▶ **Records provided**
━━━━━━

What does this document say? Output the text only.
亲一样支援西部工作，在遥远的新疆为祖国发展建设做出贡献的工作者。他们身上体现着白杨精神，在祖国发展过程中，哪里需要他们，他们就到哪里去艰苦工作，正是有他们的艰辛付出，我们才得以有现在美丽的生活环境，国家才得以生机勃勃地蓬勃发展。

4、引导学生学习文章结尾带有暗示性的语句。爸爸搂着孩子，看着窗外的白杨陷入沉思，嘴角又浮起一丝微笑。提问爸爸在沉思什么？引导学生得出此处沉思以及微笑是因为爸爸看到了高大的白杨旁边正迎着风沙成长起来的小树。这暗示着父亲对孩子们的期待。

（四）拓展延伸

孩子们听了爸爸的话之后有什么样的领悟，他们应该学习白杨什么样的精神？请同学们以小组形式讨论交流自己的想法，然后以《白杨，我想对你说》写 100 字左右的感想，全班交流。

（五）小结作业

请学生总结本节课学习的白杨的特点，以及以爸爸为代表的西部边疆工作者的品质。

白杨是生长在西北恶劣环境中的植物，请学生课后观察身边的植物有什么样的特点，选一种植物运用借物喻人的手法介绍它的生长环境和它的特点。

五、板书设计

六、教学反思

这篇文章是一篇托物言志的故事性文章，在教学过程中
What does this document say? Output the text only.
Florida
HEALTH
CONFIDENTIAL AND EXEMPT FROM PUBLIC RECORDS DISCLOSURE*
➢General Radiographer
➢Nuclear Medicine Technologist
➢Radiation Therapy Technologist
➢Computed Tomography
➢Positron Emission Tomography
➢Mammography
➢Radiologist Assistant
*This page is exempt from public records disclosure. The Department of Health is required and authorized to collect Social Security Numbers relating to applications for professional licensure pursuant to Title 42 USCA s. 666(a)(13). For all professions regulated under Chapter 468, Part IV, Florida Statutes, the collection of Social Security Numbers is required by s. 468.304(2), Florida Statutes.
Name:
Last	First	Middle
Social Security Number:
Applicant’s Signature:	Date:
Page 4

━━━━━━

▶ **What you have to do**
Reproduce the material in full, with no word added or dropped.

▶ **The response**
What does this document say? Output the text only.
亲一样支援西部工作，在遥远的新疆为祖国发展建设做出贡献的工作者。他们身上体现着白杨精神，在祖国发展过程中，哪里需要他们，他们就到哪里去艰苦工作，正是有他们的艰辛付出，我们才得以有现在美丽的生活环境，国家才得以生机勃勃地蓬勃发展。

4、引导学生学习文章结尾带有暗示性的语句。爸爸搂着孩子，看着窗外的白杨陷入沉思，嘴角又浮起一丝微笑。提问爸爸在沉思什么？引导学生得出此处沉思以及微笑是因为爸爸看到了高大的白杨旁边正迎着风沙成长起来的小树。这暗示着父亲对孩子们的期待。

（四）拓展延伸

孩子们听了爸爸的话之后有什么样的领悟，他们应该学习白杨什么样的精神？请同学们以小组形式讨论交流自己的想法，然后以《白杨，我想对你说》写 100 字左右的感想，全班交流。

（五）小结作业

请学生总结本节课学习的白杨的特点，以及以爸爸为代表的西部边疆工作者的品质。

白杨是生长在西北恶劣环境中的植物，请学生课后观察身边的植物有什么样的特点，选一种植物运用借物喻人的手法介绍它的生长环境和它的特点。

五、板书设计

六、教学反思

这篇文章是一篇托物言志的故事性文章，在教学过程中
What does this document say? Output the text only.
Florida
HEALTH
CONFIDENTIAL AND EXEMPT FROM PUBLIC RECORDS DISCLOSURE*
➢General Radiographer
➢Nuclear Medicine Technologist
➢Radiation Therapy Technologist
➢Computed Tomography
➢Positron Emission Tomography
➢Mammography
➢Radiologist Assistant
*This page is exempt from public records disclosure. The Department of Health is required and authorized to collect Social Security Numbers relating to applications for professional licensure pursuant to Title 42 USCA s. 666(a)(13). For all professions regulated under Chapter 468, Part IV, Florida Statutes, the collection of Social Security Numbers is required by s. 468.304(2), Florida Statutes.
Name:
Last	First	Middle
Social Security Number:
Applicant’s Signature:	Date:
Page 4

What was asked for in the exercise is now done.